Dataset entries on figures
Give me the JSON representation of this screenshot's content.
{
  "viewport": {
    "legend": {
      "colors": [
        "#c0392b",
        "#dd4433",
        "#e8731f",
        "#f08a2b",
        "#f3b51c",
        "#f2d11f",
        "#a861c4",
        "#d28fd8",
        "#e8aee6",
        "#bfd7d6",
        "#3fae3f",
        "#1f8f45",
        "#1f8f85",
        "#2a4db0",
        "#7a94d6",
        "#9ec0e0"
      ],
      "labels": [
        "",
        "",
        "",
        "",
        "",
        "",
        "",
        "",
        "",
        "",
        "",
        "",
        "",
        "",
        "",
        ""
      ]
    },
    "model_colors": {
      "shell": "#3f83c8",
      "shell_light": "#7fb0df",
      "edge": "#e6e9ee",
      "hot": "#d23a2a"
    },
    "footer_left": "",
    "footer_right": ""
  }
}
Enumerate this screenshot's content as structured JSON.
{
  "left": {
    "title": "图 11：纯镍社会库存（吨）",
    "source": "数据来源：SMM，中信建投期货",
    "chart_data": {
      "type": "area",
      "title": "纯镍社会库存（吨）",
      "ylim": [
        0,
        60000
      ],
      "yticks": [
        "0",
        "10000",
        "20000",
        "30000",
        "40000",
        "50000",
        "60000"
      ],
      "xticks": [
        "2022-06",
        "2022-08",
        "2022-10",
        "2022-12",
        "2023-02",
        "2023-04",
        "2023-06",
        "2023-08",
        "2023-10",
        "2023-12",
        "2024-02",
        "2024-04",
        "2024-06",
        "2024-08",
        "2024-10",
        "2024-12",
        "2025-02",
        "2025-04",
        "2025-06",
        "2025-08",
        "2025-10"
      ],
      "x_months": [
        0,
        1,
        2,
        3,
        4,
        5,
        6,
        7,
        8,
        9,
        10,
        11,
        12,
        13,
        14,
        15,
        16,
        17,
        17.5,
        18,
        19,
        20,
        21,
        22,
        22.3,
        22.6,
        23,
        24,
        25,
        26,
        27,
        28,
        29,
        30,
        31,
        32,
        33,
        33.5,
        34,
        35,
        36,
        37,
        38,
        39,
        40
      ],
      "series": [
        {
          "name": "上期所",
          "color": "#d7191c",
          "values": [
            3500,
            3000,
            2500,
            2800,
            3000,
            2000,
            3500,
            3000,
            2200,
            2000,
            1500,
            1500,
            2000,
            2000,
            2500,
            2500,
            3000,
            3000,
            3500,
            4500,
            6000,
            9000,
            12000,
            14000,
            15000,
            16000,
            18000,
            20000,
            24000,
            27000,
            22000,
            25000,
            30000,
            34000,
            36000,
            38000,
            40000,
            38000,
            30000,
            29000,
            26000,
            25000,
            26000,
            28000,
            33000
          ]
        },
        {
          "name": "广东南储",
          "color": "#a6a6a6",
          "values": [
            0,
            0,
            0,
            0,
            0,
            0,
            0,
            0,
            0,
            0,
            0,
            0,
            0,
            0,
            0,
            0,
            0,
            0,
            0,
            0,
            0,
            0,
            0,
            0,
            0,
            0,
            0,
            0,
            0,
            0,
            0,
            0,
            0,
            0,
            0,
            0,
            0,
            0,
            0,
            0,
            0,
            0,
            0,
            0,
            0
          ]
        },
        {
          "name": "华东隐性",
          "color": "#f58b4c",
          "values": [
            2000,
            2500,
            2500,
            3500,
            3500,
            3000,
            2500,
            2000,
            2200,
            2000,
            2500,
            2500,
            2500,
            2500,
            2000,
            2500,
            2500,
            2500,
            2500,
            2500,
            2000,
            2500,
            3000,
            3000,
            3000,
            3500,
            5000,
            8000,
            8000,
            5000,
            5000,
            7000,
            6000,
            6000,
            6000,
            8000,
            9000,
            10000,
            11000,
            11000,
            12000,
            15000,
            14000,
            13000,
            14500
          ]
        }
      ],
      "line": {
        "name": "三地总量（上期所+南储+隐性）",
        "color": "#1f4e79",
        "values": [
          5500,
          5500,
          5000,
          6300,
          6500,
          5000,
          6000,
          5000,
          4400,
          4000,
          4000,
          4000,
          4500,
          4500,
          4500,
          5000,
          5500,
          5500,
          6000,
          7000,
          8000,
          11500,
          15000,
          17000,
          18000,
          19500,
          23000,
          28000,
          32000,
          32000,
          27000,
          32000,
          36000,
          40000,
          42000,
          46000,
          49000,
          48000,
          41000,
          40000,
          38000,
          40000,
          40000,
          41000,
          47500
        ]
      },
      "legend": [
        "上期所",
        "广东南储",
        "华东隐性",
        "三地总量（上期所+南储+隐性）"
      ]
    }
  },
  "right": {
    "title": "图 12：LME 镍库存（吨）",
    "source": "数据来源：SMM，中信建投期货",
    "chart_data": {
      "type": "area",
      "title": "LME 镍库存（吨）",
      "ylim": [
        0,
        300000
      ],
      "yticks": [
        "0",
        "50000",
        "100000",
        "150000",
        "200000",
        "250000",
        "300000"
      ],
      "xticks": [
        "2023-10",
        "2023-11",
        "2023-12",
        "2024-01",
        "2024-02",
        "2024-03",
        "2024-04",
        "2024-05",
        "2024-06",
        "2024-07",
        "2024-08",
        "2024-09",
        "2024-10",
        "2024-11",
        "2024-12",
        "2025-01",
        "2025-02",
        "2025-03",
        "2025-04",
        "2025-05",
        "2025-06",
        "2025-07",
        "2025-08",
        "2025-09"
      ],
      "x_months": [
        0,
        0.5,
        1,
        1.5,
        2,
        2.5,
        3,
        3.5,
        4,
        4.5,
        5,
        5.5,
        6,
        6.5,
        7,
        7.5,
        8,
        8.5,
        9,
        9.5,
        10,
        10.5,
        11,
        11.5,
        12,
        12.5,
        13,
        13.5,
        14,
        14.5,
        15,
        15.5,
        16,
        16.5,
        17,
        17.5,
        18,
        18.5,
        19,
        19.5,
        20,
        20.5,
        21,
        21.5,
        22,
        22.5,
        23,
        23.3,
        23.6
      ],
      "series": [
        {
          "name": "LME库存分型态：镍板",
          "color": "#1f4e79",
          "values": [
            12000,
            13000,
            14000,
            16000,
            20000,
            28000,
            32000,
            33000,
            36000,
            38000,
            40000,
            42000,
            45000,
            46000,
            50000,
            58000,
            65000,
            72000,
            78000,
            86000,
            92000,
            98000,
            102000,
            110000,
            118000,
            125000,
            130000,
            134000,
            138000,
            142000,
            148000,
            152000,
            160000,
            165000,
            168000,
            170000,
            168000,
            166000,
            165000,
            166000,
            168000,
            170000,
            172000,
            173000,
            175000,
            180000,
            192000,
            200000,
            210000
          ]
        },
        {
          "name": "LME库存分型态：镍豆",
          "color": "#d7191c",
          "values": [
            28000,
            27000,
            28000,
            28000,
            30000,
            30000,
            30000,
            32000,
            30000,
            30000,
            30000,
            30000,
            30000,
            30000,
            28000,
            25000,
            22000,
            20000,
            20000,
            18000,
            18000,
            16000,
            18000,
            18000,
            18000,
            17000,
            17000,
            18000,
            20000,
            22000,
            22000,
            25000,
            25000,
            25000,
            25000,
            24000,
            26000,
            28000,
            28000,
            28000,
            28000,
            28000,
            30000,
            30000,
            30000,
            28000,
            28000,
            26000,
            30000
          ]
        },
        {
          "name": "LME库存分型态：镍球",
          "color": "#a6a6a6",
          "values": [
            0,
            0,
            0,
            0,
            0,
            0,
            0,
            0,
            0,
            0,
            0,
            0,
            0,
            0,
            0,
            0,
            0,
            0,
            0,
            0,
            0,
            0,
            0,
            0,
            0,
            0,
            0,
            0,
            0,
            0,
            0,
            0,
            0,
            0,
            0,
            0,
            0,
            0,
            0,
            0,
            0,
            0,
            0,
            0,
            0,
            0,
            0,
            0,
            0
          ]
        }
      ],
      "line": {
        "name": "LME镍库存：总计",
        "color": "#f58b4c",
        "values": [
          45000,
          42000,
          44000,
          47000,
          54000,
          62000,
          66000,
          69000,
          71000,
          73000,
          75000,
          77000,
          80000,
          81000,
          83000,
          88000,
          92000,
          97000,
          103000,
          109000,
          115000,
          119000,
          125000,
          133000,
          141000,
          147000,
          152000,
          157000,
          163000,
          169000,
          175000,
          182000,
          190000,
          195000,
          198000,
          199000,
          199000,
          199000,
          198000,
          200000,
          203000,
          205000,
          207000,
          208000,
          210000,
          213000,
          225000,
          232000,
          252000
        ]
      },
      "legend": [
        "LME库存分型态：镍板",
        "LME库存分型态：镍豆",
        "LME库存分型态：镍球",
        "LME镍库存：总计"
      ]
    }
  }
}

[Goal of the exercise]
Only a number is wanted: how many lines of the data above contain "title"?

[Task answer]
4